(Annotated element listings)
_____
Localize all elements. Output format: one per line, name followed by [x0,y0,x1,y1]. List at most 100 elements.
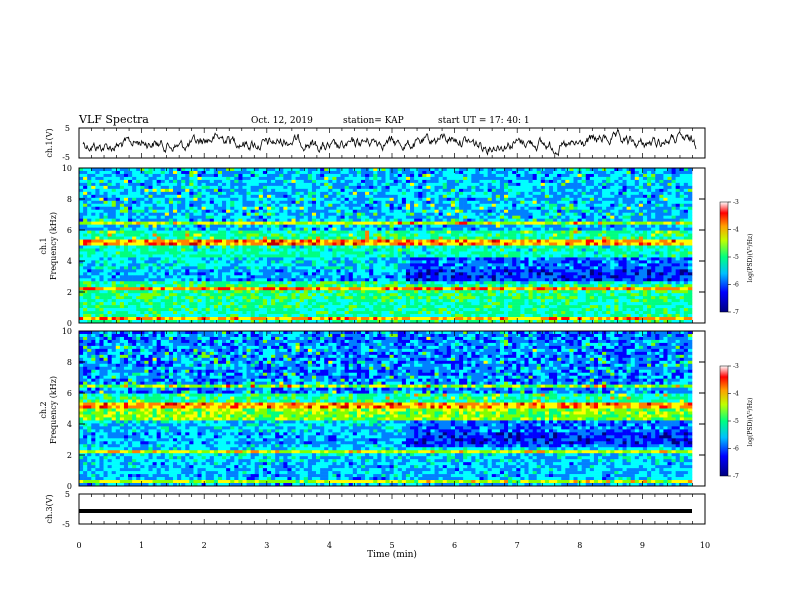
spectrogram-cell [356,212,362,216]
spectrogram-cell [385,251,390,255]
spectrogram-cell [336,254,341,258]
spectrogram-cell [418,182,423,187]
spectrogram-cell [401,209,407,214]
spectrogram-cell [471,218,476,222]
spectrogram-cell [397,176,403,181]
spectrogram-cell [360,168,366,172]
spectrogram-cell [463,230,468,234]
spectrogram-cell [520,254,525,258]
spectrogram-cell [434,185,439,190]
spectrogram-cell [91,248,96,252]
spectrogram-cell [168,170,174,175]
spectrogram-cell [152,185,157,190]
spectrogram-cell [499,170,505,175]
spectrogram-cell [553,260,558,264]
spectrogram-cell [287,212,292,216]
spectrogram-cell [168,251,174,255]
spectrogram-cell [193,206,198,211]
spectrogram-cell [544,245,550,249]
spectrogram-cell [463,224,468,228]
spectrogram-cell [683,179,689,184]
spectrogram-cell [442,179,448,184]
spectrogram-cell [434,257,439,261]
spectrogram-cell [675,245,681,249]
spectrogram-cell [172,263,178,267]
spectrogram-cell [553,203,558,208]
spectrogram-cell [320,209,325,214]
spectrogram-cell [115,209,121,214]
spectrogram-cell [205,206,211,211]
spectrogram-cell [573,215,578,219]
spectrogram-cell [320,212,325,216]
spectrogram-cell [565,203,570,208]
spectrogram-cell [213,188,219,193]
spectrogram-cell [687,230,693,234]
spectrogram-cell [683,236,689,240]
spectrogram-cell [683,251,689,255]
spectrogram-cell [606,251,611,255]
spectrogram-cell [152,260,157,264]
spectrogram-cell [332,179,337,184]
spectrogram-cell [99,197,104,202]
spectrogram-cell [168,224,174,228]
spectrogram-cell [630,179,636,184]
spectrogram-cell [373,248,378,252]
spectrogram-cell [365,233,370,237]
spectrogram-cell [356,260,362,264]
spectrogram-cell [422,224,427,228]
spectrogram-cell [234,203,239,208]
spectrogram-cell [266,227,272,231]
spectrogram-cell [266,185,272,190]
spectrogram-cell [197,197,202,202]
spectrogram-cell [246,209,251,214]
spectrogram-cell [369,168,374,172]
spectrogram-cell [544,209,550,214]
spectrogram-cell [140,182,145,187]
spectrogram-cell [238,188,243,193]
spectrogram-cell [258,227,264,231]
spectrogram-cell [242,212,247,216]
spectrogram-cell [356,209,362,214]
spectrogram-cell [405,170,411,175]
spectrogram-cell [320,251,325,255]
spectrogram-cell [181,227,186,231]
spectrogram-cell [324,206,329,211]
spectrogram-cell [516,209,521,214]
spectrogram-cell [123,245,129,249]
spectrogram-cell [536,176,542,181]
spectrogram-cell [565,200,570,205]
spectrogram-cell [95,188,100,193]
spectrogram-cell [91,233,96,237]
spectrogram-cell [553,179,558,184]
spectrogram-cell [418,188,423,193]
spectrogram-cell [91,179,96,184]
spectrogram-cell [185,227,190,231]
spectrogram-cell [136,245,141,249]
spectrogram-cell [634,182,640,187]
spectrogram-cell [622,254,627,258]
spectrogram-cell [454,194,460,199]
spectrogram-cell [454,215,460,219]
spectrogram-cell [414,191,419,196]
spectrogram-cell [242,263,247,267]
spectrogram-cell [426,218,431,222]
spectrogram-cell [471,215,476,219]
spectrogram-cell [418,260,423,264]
_____
▶ **GOAL OF THE EXERCISE**: Return all of the rows above word for word, without the pictures.

▶ **OUTPUT OF THE TASK**:
Localize all elements. Output format: one per line, name followed by [x0,y0,x1,y1]. List at most 100 elements.
spectrogram-cell [356,212,362,216]
spectrogram-cell [385,251,390,255]
spectrogram-cell [336,254,341,258]
spectrogram-cell [418,182,423,187]
spectrogram-cell [401,209,407,214]
spectrogram-cell [471,218,476,222]
spectrogram-cell [397,176,403,181]
spectrogram-cell [360,168,366,172]
spectrogram-cell [463,230,468,234]
spectrogram-cell [520,254,525,258]
spectrogram-cell [434,185,439,190]
spectrogram-cell [91,248,96,252]
spectrogram-cell [168,170,174,175]
spectrogram-cell [152,185,157,190]
spectrogram-cell [499,170,505,175]
spectrogram-cell [553,260,558,264]
spectrogram-cell [287,212,292,216]
spectrogram-cell [168,251,174,255]
spectrogram-cell [193,206,198,211]
spectrogram-cell [544,245,550,249]
spectrogram-cell [463,224,468,228]
spectrogram-cell [683,179,689,184]
spectrogram-cell [442,179,448,184]
spectrogram-cell [434,257,439,261]
spectrogram-cell [675,245,681,249]
spectrogram-cell [172,263,178,267]
spectrogram-cell [553,203,558,208]
spectrogram-cell [320,209,325,214]
spectrogram-cell [115,209,121,214]
spectrogram-cell [205,206,211,211]
spectrogram-cell [573,215,578,219]
spectrogram-cell [320,212,325,216]
spectrogram-cell [565,203,570,208]
spectrogram-cell [213,188,219,193]
spectrogram-cell [687,230,693,234]
spectrogram-cell [683,236,689,240]
spectrogram-cell [683,251,689,255]
spectrogram-cell [606,251,611,255]
spectrogram-cell [152,260,157,264]
spectrogram-cell [332,179,337,184]
spectrogram-cell [99,197,104,202]
spectrogram-cell [168,224,174,228]
spectrogram-cell [630,179,636,184]
spectrogram-cell [373,248,378,252]
spectrogram-cell [365,233,370,237]
spectrogram-cell [356,260,362,264]
spectrogram-cell [422,224,427,228]
spectrogram-cell [234,203,239,208]
spectrogram-cell [266,227,272,231]
spectrogram-cell [266,185,272,190]
spectrogram-cell [197,197,202,202]
spectrogram-cell [246,209,251,214]
spectrogram-cell [369,168,374,172]
spectrogram-cell [544,209,550,214]
spectrogram-cell [140,182,145,187]
spectrogram-cell [238,188,243,193]
spectrogram-cell [258,227,264,231]
spectrogram-cell [242,212,247,216]
spectrogram-cell [356,209,362,214]
spectrogram-cell [405,170,411,175]
spectrogram-cell [320,251,325,255]
spectrogram-cell [181,227,186,231]
spectrogram-cell [324,206,329,211]
spectrogram-cell [516,209,521,214]
spectrogram-cell [123,245,129,249]
spectrogram-cell [536,176,542,181]
spectrogram-cell [565,200,570,205]
spectrogram-cell [95,188,100,193]
spectrogram-cell [91,233,96,237]
spectrogram-cell [553,179,558,184]
spectrogram-cell [418,188,423,193]
spectrogram-cell [91,179,96,184]
spectrogram-cell [185,227,190,231]
spectrogram-cell [136,245,141,249]
spectrogram-cell [634,182,640,187]
spectrogram-cell [622,254,627,258]
spectrogram-cell [454,194,460,199]
spectrogram-cell [454,215,460,219]
spectrogram-cell [414,191,419,196]
spectrogram-cell [242,263,247,267]
spectrogram-cell [426,218,431,222]
spectrogram-cell [471,215,476,219]
spectrogram-cell [418,260,423,264]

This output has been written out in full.